This is still incomplete, but core and flaskparser tests are now passing. No work is (yet) included on other concrete parsers, but I fixed the base asyncparser to make mypy linting pass.

Resolves #419, #267, #164, #268
Obsoletes, and therefore closes, #410

I've updated the changelog with a basic "statement of intent". As I work on this, I will try to maintain it as an accurate record of how this change should look to the outside world. Obviously, narrative docs also need to be updated with relevant info.

Highlights / greatest hits:

  • Marks this as an unreleased v6.0.0 in the changelog
  • Replace DEFAULT_LOCATIONS with DEFAULT_LOCATION="json"
  • Replace parse_{location} with location_load_{location}
  • Replace locations=<iterable> with location=<str>
  • Remove locations=... from Fields
  • Remove Parser.parse_arg
  • Remove webargs.core.get_value
  • Add webargs.multidictproxy.MultiDictProxy which has get_value-like behavior and proxies various dict-like objects
  • Reverse the decision made in aiohttpparser: Fix 500 error with JSON content-type and empty body #297 with a comment in tests explaining this change and a bit of similar explanation in the commit message
  • Numerous fixes to tests to be more explicit about which location is being used (since you can't trivially have a single location /echo which loads data from a bunch of locations)
_ _ _ _ _ _ _
_Check your understanding_
a: Answer these questions about the pull request description:
(i) Which tests are now passing?
(ii) Which issue is obsoleted and therefore closed?
(iii) What replaces DEFAULT_LOCATIONS?
b: Can you reproduce the pull request description word for word, starting at "I've updated the" and ending at "with relevant info."?

_Listed entries_
_ _ _ _ _ _ _
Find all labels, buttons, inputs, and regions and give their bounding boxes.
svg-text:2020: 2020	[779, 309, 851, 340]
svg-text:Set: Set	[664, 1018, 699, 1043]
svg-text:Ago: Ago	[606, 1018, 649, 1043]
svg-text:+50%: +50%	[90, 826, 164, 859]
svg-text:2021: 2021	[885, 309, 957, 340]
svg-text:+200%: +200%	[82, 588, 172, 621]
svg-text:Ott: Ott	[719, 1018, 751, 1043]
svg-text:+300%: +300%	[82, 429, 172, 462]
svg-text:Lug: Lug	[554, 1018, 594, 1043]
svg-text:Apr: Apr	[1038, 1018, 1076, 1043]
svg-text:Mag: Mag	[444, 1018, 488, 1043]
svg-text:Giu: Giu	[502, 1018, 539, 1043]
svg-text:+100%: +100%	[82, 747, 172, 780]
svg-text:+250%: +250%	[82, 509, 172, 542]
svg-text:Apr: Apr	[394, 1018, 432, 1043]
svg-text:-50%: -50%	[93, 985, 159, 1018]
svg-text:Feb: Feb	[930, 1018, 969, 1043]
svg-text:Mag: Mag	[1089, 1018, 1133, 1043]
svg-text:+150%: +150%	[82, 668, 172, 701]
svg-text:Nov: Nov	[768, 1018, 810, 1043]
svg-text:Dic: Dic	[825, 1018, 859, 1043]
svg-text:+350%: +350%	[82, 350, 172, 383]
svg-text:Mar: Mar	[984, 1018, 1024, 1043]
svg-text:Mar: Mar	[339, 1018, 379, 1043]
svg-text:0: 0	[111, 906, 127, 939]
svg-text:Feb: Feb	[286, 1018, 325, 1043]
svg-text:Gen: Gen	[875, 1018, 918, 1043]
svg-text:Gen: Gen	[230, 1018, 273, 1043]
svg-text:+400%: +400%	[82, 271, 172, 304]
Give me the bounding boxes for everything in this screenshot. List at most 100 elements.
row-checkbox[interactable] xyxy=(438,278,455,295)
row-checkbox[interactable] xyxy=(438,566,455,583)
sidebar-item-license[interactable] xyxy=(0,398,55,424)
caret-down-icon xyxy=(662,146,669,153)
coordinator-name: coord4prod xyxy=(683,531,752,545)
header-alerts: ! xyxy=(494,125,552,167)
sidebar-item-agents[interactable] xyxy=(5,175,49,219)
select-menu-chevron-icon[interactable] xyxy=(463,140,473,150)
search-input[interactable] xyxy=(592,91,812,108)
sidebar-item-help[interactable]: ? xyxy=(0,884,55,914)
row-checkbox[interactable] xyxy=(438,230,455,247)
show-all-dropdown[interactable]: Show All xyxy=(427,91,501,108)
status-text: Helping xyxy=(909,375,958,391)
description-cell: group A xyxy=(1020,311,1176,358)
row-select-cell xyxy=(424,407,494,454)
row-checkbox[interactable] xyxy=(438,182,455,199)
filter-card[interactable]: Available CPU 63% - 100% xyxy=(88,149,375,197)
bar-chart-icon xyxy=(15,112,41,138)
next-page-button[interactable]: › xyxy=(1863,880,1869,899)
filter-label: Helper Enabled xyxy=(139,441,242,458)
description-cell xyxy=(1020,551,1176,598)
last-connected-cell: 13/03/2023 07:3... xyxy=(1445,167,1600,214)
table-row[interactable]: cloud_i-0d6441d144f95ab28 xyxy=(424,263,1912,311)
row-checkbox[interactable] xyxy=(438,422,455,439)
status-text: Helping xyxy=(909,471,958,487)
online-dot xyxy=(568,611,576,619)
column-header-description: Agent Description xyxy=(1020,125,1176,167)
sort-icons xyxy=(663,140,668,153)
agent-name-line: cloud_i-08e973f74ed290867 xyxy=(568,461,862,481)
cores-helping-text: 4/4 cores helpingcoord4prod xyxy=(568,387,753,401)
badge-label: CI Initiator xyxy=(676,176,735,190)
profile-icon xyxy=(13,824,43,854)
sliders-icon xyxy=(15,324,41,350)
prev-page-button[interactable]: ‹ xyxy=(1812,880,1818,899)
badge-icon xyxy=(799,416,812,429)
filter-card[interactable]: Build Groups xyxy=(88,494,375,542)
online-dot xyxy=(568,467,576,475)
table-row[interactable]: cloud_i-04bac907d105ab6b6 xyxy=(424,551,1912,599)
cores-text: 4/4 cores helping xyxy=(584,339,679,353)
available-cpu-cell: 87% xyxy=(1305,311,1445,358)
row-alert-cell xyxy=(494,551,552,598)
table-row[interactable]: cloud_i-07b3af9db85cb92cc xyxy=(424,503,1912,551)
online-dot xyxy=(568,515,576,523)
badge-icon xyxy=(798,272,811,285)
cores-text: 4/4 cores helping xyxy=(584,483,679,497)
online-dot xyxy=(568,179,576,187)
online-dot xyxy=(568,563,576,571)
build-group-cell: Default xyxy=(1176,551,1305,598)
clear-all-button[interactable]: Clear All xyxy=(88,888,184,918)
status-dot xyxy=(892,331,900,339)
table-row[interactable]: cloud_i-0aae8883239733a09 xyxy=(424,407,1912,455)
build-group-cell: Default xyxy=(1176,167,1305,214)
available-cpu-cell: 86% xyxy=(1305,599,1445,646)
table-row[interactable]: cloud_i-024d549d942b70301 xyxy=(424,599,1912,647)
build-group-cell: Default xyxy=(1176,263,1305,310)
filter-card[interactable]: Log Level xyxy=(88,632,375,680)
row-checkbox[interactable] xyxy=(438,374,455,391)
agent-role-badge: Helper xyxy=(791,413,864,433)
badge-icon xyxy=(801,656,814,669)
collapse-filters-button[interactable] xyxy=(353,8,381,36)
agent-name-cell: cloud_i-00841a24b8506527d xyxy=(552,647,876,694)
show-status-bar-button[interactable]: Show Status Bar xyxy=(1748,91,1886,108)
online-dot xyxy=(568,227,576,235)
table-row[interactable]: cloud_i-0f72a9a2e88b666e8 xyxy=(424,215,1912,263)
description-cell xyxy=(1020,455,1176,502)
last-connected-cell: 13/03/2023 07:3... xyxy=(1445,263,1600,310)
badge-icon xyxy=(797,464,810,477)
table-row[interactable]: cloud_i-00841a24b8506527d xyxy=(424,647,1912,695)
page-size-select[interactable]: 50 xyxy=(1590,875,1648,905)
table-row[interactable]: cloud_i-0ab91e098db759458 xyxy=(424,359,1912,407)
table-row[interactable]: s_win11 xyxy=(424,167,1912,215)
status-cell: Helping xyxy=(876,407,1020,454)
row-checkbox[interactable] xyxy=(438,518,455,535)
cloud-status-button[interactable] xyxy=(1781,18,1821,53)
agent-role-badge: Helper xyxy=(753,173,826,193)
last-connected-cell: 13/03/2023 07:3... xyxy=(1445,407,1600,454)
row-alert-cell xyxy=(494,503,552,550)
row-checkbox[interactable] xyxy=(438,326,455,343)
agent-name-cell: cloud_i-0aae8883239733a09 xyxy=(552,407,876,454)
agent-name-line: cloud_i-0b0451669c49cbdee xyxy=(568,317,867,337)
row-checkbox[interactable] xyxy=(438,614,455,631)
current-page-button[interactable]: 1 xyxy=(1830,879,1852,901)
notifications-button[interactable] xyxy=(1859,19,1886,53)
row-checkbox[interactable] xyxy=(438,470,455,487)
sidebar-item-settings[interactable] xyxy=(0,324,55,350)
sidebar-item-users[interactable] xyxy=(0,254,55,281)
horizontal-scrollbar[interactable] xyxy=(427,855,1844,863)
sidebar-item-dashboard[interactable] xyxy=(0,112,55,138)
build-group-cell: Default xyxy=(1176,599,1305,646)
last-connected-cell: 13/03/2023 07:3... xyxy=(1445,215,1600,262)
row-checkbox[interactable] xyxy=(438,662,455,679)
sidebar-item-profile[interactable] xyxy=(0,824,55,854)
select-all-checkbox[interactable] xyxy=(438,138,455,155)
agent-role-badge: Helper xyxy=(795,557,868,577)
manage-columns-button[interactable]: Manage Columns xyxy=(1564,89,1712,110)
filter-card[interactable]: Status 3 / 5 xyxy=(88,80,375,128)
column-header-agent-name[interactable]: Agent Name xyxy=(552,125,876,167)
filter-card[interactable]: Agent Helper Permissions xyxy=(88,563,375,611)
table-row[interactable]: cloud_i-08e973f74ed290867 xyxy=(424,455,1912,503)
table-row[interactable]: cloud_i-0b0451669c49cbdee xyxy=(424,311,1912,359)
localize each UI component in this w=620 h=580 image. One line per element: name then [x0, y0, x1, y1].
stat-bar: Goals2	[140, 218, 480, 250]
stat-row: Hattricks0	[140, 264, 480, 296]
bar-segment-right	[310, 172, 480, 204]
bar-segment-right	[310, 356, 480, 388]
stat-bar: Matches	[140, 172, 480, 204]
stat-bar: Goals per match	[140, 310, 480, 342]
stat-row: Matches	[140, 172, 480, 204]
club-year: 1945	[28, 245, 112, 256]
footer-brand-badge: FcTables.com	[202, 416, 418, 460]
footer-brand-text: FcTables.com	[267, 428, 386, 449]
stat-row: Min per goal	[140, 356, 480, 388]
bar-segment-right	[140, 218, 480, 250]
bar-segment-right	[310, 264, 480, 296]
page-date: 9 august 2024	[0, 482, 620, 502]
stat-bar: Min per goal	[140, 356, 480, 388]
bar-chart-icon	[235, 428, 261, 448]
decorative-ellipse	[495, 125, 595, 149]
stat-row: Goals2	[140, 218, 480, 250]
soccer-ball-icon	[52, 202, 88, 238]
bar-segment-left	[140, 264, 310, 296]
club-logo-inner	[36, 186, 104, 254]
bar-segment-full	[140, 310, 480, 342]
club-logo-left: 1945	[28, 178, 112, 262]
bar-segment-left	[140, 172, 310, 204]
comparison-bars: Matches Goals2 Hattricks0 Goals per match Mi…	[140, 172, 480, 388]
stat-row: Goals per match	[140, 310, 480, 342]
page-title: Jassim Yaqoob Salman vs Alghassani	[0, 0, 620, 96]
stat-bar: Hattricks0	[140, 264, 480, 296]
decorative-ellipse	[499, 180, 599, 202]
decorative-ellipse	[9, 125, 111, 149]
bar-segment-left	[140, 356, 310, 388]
_ _ _ _ _ _ _
_Results for the exercise_
a:
(i) The core and flaskparser tests.
(ii) #410.
(iii) DEFAULT_LOCATION="json".

b:
I've updated the changelog with a basic "statement of intent". As I work on this, I will try to maintain it as an accurate record of how this change should look to the outside world. Obviously, narrative docs also need to be updated with relevant info.